* [Work to complete]:
Report, word for word, every line of the material that contains "mimics".

* [Data section]:
-*-*-
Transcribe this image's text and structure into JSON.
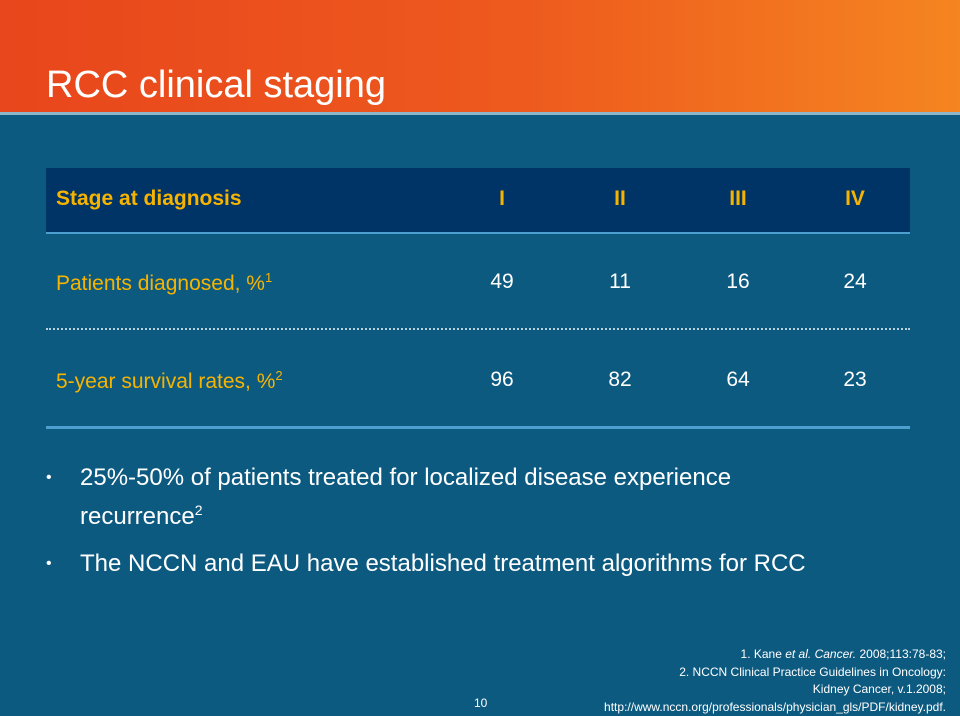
{
  "slide": {
    "title": "RCC clinical staging",
    "page_number": "10"
  },
  "table": {
    "header_label": "Stage at diagnosis",
    "stages": [
      "I",
      "II",
      "III",
      "IV"
    ],
    "rows": [
      {
        "label": "Patients diagnosed, %",
        "ref": "1",
        "values": [
          "49",
          "11",
          "16",
          "24"
        ]
      },
      {
        "label": "5-year survival rates, %",
        "ref": "2",
        "values": [
          "96",
          "82",
          "64",
          "23"
        ]
      }
    ]
  },
  "bullets": [
    {
      "line1": "25%-50% of patients treated for localized disease experience",
      "line2": "recurrence",
      "ref": "2"
    },
    {
      "line1": "The NCCN and EAU have established treatment algorithms for RCC"
    }
  ],
  "references": {
    "r1_prefix": "1.  Kane ",
    "r1_etal": "et al.",
    "r1_journal": " Cancer.",
    "r1_rest": " 2008;113:78-83;",
    "r2_line1": "2. NCCN Clinical Practice Guidelines in Oncology:",
    "r2_line2": "Kidney Cancer, v.1.2008;",
    "r2_line3": "http://www.nccn.org/professionals/physician_gls/PDF/kidney.pdf."
  },
  "colors": {
    "header_orange": "#ee5a1e",
    "background": "#0d5a80",
    "table_header": "#003366",
    "accent_yellow": "#f6b400"
  }
}
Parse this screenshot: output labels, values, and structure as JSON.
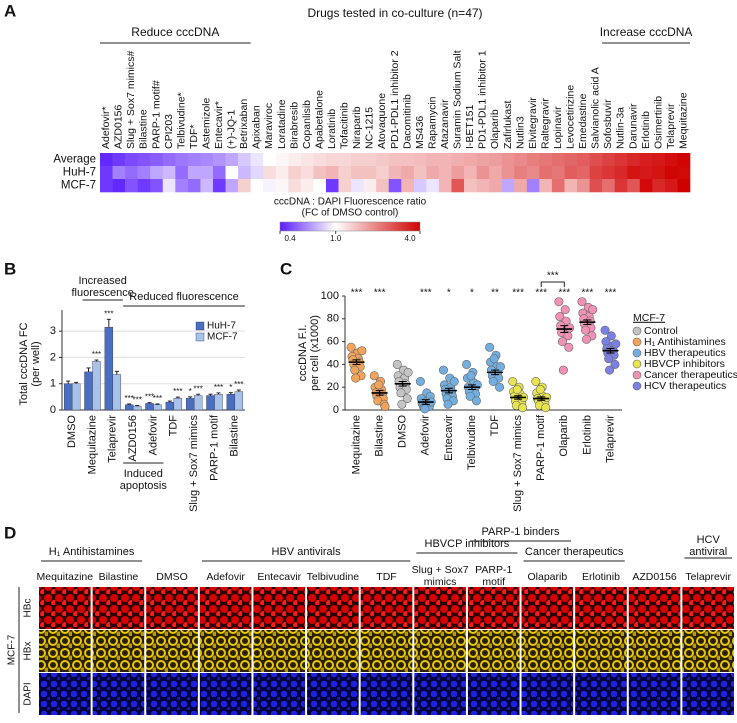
{
  "panel_labels": [
    "A",
    "B",
    "C",
    "D"
  ],
  "chart_data": [
    {
      "type": "heatmap",
      "title": "Drugs tested in co-culture (n=47)",
      "groups": [
        "Reduce cccDNA",
        "Increase cccDNA"
      ],
      "categories": [
        "Adefovir*",
        "AZD0156",
        "Slug + Sox7 mimics#",
        "Bilastine",
        "PARP-1 motif#",
        "CPI203",
        "Telbivudine*",
        "TDF*",
        "Astemizole",
        "Entecavir*",
        "(+)-JQ-1",
        "Betrixaban",
        "Apixaban",
        "Maraviroc",
        "Loratadine",
        "Birabresib",
        "Copanlisib",
        "Apabetalone",
        "Loratinib",
        "Tofacitinib",
        "Niraparib",
        "NC-1215",
        "Atovaquone",
        "PD1-PDL1 inhibitor 2",
        "Dacomitinib",
        "MS436",
        "Rapamycin",
        "Atazanavir",
        "Suramin Sodium Salt",
        "I-BET151",
        "PD1-PDL1 inhibitor 1",
        "Olaparib",
        "Zafirlukast",
        "Nutlin3",
        "Elvitegravir",
        "Raltegravir",
        "Lopinavir",
        "Levocetirizine",
        "Emedastine",
        "Salvianolic acid A",
        "Sofosbuvir",
        "Nutlin-3a",
        "Darunavir",
        "Erlotinib",
        "Osimertinib",
        "Telaprevir",
        "Mequitazine"
      ],
      "rows": [
        "Average",
        "HuH-7",
        "MCF-7"
      ],
      "values": [
        [
          0.42,
          0.45,
          0.48,
          0.5,
          0.52,
          0.55,
          0.58,
          0.6,
          0.62,
          0.65,
          0.7,
          0.8,
          0.9,
          1.0,
          1.05,
          1.1,
          1.15,
          1.2,
          1.25,
          1.25,
          1.3,
          1.3,
          1.35,
          1.4,
          1.4,
          1.45,
          1.5,
          1.5,
          1.55,
          1.6,
          1.65,
          1.7,
          1.8,
          1.9,
          2.0,
          2.1,
          2.2,
          2.3,
          2.4,
          2.6,
          2.8,
          3.0,
          3.2,
          3.4,
          3.5,
          3.7,
          3.9
        ],
        [
          0.45,
          0.6,
          0.55,
          0.6,
          0.7,
          0.75,
          0.55,
          0.7,
          0.7,
          0.55,
          1.0,
          0.75,
          0.85,
          1.2,
          1.1,
          1.3,
          1.2,
          1.4,
          1.5,
          1.3,
          1.4,
          1.4,
          1.3,
          1.5,
          1.6,
          1.4,
          1.6,
          1.5,
          1.7,
          1.5,
          1.8,
          1.6,
          1.8,
          2.0,
          1.9,
          2.2,
          2.1,
          2.4,
          2.3,
          2.8,
          3.0,
          3.2,
          3.6,
          3.5,
          3.6,
          3.9,
          3.8
        ],
        [
          0.45,
          0.42,
          0.5,
          0.45,
          0.5,
          0.9,
          0.6,
          0.55,
          0.75,
          0.45,
          0.7,
          1.3,
          1.0,
          0.95,
          1.05,
          1.2,
          1.1,
          1.0,
          0.45,
          1.3,
          0.9,
          1.1,
          1.4,
          0.5,
          1.5,
          0.8,
          0.9,
          1.5,
          2.5,
          1.4,
          1.5,
          1.6,
          0.7,
          1.6,
          0.6,
          1.5,
          2.2,
          1.5,
          1.8,
          2.6,
          2.2,
          3.0,
          2.5,
          3.8,
          3.2,
          3.5,
          4.0
        ]
      ],
      "colorbar_title": "cccDNA : DAPI Fluorescence ratio",
      "colorbar_subtitle": "(FC of DMSO control)",
      "log_scale": true,
      "clim": [
        0.4,
        4.0
      ],
      "cticks": [
        0.4,
        {
          "value": 1.0,
          "label": "1.0"
        },
        {
          "value": 4.0,
          "label": "4.0"
        }
      ],
      "colormap": [
        "#5a1cff",
        "#ffffff",
        "#d10000"
      ]
    },
    {
      "type": "bar",
      "y_label": [
        "Total cccDNA FC",
        "(per well)"
      ],
      "categories": [
        "DMSO",
        "Mequitazine",
        "Telaprevir",
        "AZD0156",
        "Adefovir",
        "TDF",
        "Slug + Sox7 mimics",
        "PARP-1 motif",
        "Bilastine"
      ],
      "series": [
        {
          "name": "HuH-7",
          "color": "#4a6fc0",
          "values": [
            1.0,
            1.45,
            3.15,
            0.2,
            0.25,
            0.3,
            0.45,
            0.55,
            0.6
          ],
          "errors": [
            0.1,
            0.15,
            0.3,
            0.03,
            0.03,
            0.04,
            0.05,
            0.05,
            0.06
          ],
          "significance": [
            null,
            null,
            "***",
            "***",
            "***",
            null,
            "*",
            null,
            "*"
          ]
        },
        {
          "name": "MCF-7",
          "color": "#a8c3ea",
          "values": [
            1.0,
            1.85,
            1.35,
            0.15,
            0.2,
            0.45,
            0.55,
            0.6,
            0.7
          ],
          "errors": [
            0.05,
            0.05,
            0.12,
            0.02,
            0.03,
            0.04,
            0.05,
            0.05,
            0.06
          ],
          "significance": [
            null,
            "***",
            null,
            "***",
            "***",
            "***",
            "***",
            "***",
            "***"
          ]
        }
      ],
      "annotations": {
        "increased": [
          "Increased",
          "fluorescence"
        ],
        "reduced": "Reduced fluorescence",
        "apoptosis": [
          "Induced",
          "apoptosis"
        ]
      },
      "ylim": [
        0,
        3.5
      ],
      "yticks": [
        0,
        1,
        2,
        3
      ],
      "grid": true,
      "legend": "upper right"
    },
    {
      "type": "dot",
      "y_label": [
        "cccDNA F.I.",
        "per cell (x1000)"
      ],
      "categories": [
        "Mequitazine",
        "Bilastine",
        "DMSO",
        "Adefovir",
        "Entecavir",
        "Telbivudine",
        "TDF",
        "Slug + Sox7 mimics",
        "PARP-1 motif",
        "Olaparib",
        "Erlotinib",
        "Telaprevir"
      ],
      "category_group": [
        1,
        1,
        0,
        2,
        2,
        2,
        2,
        3,
        3,
        4,
        4,
        5
      ],
      "legend_title": "MCF-7",
      "groups": [
        {
          "name": "Control",
          "color": "#c4c4c4"
        },
        {
          "name": "H₁ Antihistamines",
          "color": "#f3a45a"
        },
        {
          "name": "HBV therapeutics",
          "color": "#72aee0"
        },
        {
          "name": "HBVCP inhibitors",
          "color": "#e8e34e"
        },
        {
          "name": "Cancer therapeutics",
          "color": "#f291b6"
        },
        {
          "name": "HCV therapeutics",
          "color": "#7b80e3"
        }
      ],
      "points": [
        [
          55,
          50,
          47,
          45,
          44,
          42,
          40,
          38,
          35,
          30,
          28,
          52
        ],
        [
          30,
          25,
          20,
          18,
          15,
          14,
          12,
          10,
          8,
          5,
          22,
          3
        ],
        [
          40,
          35,
          30,
          28,
          25,
          23,
          20,
          18,
          15,
          10,
          5,
          33
        ],
        [
          25,
          15,
          10,
          8,
          6,
          5,
          4,
          3,
          2,
          12,
          1,
          7
        ],
        [
          35,
          28,
          22,
          20,
          18,
          16,
          14,
          12,
          10,
          8,
          5,
          25
        ],
        [
          40,
          33,
          28,
          24,
          20,
          18,
          16,
          14,
          12,
          8,
          30,
          22
        ],
        [
          55,
          48,
          42,
          38,
          35,
          33,
          30,
          28,
          25,
          20,
          45,
          38
        ],
        [
          25,
          20,
          16,
          14,
          12,
          10,
          8,
          6,
          4,
          2,
          18,
          11
        ],
        [
          25,
          20,
          15,
          12,
          10,
          9,
          8,
          6,
          4,
          2,
          18,
          11
        ],
        [
          95,
          88,
          82,
          78,
          74,
          70,
          68,
          65,
          60,
          55,
          35,
          72
        ],
        [
          95,
          90,
          85,
          82,
          80,
          78,
          75,
          72,
          70,
          65,
          62,
          88
        ],
        [
          70,
          65,
          60,
          56,
          54,
          52,
          50,
          48,
          45,
          40,
          35,
          58
        ]
      ],
      "means": [
        42,
        15,
        23,
        7,
        17,
        20,
        33,
        11,
        10,
        71,
        77,
        52
      ],
      "sem": [
        2,
        2,
        2,
        2,
        2,
        2,
        2,
        1.5,
        1.5,
        3,
        2,
        2
      ],
      "significance": [
        "***",
        "***",
        null,
        "***",
        "*",
        "*",
        "**",
        "***",
        "***",
        "***",
        "***",
        "***"
      ],
      "bracket_label": "***",
      "ylim": [
        0,
        100
      ],
      "yticks": [
        0,
        20,
        40,
        60,
        80,
        100
      ]
    }
  ],
  "micrographs": {
    "groups": [
      "H₁ Antihistamines",
      "HBV antivirals",
      "HBVCP inhibitors",
      "PARP-1 binders",
      "Cancer therapeutics",
      [
        "HCV",
        "antiviral"
      ]
    ],
    "columns": [
      [
        "Mequitazine"
      ],
      [
        "Bilastine"
      ],
      [
        "DMSO"
      ],
      [
        "Adefovir"
      ],
      [
        "Entecavir"
      ],
      [
        "Telbivudine"
      ],
      [
        "TDF"
      ],
      [
        "Slug + Sox7",
        "mimics"
      ],
      [
        "PARP-1",
        "motif"
      ],
      [
        "Olaparib"
      ],
      [
        "Erlotinib"
      ],
      [
        "AZD0156"
      ],
      [
        "Telaprevir"
      ]
    ],
    "rows": [
      "HBc",
      "HBx",
      "DAPI"
    ],
    "cell_line": "MCF-7"
  }
}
-*-*-
* [Solution below]:
        "Slug + Sox7 mimics#",
        "Slug + Sox7 mimics",
        "Slug + Sox7 mimics",
        "mimics"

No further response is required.